Pull each line containing "జనవర" out of the data and copy it.
** START OF DATA ROWS **
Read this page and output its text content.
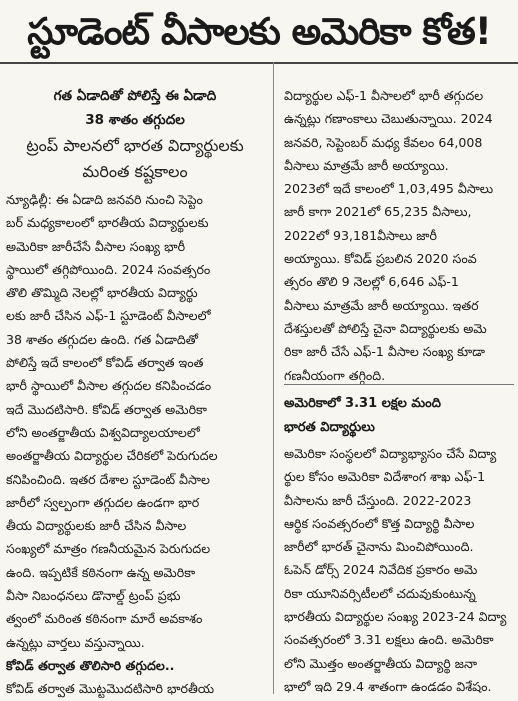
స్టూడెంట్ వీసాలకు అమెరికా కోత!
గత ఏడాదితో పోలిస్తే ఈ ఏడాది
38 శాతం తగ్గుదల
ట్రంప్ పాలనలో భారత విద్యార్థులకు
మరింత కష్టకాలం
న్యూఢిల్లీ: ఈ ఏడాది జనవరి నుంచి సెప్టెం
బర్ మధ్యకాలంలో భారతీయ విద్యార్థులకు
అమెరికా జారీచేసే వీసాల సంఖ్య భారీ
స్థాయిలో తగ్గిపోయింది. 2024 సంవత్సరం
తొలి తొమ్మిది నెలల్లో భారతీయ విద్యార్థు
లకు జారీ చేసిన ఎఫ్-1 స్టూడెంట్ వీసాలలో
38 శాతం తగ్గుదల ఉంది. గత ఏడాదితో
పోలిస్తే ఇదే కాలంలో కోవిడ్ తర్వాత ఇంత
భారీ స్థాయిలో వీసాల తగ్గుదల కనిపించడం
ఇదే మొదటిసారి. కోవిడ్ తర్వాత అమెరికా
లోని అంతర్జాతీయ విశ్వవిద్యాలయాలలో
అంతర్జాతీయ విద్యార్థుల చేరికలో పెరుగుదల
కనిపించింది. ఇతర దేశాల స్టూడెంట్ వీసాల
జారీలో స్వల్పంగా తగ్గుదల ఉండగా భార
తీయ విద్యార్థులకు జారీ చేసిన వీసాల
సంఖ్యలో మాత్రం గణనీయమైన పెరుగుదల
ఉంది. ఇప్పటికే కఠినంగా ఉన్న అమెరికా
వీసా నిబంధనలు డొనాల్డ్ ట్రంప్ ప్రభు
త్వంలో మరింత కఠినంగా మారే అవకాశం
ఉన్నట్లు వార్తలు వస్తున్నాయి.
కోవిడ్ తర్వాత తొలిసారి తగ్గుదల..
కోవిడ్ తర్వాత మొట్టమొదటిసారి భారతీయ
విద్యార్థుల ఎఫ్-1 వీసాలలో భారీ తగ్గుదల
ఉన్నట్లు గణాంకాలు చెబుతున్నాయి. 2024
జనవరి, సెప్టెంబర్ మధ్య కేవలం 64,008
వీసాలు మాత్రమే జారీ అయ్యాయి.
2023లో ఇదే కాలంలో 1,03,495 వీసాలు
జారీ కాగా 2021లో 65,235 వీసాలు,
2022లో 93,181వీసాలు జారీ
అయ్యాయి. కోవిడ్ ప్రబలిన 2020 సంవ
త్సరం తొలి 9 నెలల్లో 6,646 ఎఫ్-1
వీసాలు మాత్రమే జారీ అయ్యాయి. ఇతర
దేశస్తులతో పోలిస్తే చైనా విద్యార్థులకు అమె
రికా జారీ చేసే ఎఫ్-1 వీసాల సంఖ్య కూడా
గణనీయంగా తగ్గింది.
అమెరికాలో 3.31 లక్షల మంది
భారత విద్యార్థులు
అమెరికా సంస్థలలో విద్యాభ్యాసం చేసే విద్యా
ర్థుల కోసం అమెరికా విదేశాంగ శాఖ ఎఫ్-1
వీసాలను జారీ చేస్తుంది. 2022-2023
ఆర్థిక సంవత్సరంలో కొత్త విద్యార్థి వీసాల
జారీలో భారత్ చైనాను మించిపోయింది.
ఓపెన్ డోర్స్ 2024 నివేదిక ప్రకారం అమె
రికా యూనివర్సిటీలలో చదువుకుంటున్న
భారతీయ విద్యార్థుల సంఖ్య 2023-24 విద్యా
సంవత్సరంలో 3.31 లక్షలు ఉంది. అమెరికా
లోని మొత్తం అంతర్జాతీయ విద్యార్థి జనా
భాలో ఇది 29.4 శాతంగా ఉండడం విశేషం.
** END OF DATA ROWS **
*TASK OUTPUT:*
న్యూఢిల్లీ: ఈ ఏడాది జనవరి నుంచి సెప్టెం
జనవరి, సెప్టెంబర్ మధ్య కేవలం 64,008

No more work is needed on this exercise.